Task: Find each line with the string "title" and copy it.

Exercise inputs:
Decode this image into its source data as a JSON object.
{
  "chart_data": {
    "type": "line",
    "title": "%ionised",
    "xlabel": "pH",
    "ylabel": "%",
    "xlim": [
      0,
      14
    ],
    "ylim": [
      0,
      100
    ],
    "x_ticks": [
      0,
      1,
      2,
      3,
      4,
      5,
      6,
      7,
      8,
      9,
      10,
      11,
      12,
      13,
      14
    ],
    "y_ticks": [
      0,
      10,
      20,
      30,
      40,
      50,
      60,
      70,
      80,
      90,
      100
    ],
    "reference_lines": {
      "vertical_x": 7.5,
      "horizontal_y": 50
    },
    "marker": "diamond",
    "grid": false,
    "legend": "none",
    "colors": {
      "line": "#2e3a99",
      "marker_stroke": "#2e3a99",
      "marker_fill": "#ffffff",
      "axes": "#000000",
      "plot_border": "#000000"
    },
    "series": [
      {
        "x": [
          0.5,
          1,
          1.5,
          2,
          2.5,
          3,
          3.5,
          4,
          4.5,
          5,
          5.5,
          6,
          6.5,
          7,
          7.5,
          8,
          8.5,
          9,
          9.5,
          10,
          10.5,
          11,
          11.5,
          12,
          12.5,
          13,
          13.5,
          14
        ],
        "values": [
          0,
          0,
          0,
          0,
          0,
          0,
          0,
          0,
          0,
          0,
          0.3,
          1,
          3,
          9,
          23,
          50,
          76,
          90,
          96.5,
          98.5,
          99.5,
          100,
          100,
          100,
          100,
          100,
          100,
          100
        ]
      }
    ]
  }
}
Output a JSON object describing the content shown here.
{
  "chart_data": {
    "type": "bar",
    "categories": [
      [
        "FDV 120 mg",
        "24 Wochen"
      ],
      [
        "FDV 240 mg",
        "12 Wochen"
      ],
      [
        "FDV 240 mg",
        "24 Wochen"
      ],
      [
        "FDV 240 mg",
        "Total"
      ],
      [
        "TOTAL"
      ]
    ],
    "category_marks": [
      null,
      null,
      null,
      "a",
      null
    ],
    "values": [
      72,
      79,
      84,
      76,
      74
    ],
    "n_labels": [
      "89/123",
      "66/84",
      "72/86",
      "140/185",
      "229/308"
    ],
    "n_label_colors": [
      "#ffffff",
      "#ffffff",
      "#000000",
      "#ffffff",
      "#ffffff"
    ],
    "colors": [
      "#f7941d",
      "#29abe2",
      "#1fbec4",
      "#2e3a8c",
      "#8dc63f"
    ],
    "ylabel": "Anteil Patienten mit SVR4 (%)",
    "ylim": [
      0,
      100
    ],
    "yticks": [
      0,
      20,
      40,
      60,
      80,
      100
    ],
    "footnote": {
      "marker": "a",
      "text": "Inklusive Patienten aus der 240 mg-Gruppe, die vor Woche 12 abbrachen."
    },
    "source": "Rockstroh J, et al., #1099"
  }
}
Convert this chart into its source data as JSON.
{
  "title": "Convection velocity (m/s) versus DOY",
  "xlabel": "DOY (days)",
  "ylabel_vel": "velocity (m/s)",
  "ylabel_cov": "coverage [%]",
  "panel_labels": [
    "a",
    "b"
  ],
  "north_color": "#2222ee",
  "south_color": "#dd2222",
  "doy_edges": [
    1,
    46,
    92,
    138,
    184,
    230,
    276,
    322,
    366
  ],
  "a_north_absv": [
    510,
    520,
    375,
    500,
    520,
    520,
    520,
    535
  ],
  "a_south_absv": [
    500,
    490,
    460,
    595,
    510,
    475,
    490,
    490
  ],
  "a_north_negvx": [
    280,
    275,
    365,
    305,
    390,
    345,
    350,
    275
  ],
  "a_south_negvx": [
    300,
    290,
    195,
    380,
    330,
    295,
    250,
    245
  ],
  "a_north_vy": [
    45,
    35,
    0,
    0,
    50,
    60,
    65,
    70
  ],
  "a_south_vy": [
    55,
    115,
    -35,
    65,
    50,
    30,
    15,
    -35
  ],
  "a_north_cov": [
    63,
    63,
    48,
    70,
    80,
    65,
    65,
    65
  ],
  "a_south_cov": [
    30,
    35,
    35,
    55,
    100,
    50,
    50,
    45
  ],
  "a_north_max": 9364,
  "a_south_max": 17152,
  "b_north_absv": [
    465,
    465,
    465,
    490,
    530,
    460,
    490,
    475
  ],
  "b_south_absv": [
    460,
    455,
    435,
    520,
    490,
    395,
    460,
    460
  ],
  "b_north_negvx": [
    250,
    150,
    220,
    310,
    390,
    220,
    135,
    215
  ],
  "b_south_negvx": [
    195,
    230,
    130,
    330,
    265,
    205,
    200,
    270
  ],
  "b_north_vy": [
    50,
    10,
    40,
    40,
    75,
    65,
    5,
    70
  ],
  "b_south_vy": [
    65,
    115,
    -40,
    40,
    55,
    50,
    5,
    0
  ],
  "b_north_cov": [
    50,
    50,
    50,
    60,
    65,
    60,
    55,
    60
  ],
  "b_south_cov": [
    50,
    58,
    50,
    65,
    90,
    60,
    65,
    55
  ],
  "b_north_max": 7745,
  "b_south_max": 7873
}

Reply to the exercise:
    "title": "%ionised",
  "title": "Convection velocity (m/s) versus DOY",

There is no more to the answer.